### PROBLEM TO WORK ON
List each line in which the string "title" appears.
┄┄┄┄┄┄
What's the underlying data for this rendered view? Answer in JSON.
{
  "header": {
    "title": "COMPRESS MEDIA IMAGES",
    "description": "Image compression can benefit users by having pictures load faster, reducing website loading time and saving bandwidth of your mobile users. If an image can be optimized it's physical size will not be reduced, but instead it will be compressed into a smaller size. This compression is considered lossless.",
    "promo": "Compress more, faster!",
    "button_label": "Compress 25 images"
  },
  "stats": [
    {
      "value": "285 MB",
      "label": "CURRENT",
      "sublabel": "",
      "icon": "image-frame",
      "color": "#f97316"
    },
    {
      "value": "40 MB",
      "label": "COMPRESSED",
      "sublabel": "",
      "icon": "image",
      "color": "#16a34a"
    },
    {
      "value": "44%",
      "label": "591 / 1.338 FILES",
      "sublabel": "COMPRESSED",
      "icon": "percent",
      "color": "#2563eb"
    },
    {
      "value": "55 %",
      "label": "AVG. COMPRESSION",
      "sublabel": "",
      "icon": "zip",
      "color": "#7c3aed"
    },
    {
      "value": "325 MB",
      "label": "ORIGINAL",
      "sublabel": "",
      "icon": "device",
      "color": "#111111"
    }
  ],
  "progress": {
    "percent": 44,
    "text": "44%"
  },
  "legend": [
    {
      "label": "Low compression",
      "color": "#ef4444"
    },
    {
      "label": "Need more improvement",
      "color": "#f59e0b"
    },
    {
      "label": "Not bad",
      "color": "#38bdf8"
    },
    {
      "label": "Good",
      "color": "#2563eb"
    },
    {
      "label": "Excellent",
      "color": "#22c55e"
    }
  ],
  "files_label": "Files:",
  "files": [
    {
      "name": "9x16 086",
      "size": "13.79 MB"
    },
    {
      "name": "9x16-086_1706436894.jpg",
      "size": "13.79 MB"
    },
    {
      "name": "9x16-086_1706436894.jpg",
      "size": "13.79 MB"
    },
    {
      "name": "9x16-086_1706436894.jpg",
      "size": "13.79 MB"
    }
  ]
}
┄┄┄┄┄┄
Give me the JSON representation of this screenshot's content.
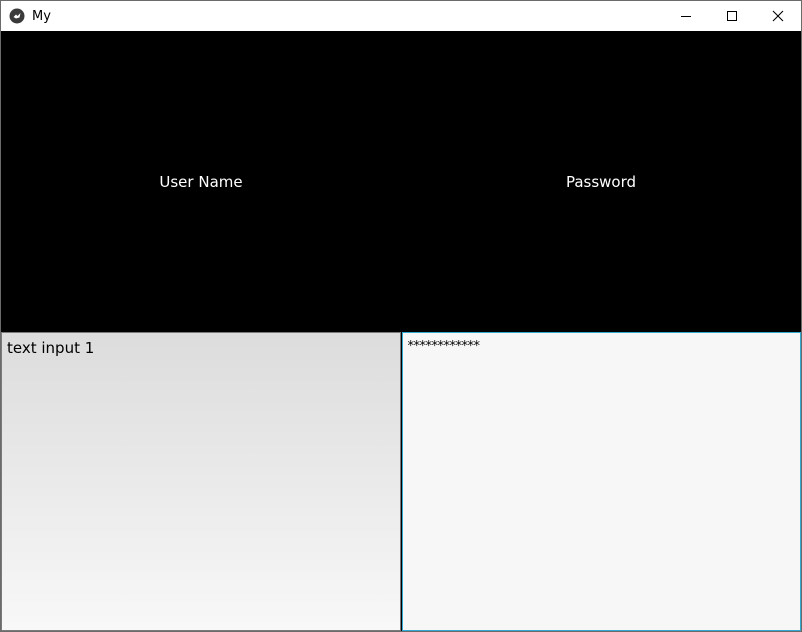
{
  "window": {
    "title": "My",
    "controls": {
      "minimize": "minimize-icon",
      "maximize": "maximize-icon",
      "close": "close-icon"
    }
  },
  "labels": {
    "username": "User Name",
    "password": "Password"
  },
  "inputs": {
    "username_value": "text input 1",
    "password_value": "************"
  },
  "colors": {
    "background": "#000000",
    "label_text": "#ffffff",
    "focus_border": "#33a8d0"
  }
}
┄┄┄┄┄┄
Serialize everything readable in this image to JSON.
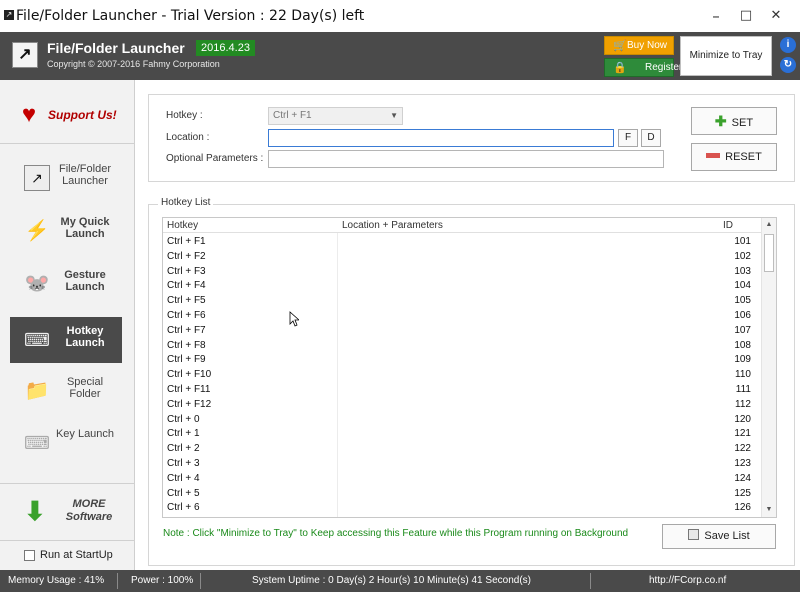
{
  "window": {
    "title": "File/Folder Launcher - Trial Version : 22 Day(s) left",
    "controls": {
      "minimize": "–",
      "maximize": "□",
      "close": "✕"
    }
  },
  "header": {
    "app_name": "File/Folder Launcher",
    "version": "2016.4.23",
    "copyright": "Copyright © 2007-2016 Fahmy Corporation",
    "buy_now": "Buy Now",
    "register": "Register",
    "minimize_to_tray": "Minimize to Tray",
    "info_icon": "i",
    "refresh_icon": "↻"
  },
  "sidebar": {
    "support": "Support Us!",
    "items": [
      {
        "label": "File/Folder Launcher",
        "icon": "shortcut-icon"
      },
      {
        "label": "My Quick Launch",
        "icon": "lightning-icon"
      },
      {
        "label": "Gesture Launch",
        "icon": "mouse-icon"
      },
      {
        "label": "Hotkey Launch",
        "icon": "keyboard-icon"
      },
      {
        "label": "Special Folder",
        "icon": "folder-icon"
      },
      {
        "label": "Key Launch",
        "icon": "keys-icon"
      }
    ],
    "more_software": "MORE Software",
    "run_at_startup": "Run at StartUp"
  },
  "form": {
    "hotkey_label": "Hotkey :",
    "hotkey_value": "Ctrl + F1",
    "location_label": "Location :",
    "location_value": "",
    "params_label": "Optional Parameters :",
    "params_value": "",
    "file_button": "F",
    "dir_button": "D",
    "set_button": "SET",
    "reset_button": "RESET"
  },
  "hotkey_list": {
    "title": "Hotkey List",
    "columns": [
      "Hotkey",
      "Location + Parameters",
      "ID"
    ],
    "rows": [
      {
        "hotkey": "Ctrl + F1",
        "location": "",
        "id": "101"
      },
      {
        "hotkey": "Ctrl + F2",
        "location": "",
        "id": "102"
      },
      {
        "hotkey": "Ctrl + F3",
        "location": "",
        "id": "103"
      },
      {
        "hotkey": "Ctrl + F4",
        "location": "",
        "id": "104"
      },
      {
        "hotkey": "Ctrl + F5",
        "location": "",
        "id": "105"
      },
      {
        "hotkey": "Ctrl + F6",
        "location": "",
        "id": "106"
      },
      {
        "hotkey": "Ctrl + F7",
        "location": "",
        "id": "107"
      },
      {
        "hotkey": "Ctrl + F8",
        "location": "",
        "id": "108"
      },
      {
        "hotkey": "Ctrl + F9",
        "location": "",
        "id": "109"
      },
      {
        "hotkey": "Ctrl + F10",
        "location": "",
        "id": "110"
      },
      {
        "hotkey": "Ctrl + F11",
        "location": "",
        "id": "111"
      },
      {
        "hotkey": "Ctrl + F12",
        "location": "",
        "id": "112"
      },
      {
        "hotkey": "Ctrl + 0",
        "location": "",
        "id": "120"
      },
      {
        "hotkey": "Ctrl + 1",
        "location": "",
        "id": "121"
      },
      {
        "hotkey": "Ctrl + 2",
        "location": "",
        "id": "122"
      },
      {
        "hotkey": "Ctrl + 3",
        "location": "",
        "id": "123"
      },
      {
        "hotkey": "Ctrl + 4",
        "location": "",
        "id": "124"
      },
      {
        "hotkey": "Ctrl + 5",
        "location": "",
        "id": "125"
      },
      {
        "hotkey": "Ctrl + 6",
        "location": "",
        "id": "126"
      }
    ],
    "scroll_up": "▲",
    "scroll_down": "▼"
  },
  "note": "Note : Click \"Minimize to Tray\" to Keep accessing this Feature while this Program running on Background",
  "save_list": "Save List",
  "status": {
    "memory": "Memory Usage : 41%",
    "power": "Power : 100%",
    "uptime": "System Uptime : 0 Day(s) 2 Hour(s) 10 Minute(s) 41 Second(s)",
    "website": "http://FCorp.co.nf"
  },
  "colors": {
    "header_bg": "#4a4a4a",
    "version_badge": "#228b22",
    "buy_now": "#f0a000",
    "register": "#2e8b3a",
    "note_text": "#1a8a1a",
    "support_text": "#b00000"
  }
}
┄┄┄┄┄┄
### TASK SOLUTION
    "title": "COMPRESS MEDIA IMAGES",
    "title": "My",
    "title": "File/Folder Launcher - Trial Version : 22 Day(s) left",
    "title": "Hotkey List",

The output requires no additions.